╭─ DATA FOR THIS TASK

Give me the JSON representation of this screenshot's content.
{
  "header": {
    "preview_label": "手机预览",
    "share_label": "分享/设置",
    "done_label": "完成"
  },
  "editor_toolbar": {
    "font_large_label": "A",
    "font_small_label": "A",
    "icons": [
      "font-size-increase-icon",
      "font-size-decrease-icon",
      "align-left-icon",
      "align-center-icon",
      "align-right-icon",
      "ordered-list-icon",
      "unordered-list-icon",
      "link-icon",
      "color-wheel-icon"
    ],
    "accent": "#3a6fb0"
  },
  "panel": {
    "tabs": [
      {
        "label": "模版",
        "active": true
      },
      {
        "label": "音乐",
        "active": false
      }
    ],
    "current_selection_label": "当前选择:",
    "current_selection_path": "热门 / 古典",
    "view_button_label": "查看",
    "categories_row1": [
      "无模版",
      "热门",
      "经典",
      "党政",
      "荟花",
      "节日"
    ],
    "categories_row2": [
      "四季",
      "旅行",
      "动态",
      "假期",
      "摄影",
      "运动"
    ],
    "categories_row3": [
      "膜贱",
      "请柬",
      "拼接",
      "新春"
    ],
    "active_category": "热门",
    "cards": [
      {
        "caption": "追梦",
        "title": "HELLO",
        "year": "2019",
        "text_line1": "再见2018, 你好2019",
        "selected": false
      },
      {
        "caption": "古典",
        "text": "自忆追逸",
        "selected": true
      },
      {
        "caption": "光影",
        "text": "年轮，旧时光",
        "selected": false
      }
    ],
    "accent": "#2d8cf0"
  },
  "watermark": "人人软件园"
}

╰─

(WORK TO DO): Collect the complete line wherever the string "size" appears in the records.

(OUTPUT OF THE EXERCISE):
      "font-size-increase-icon",
      "font-size-decrease-icon",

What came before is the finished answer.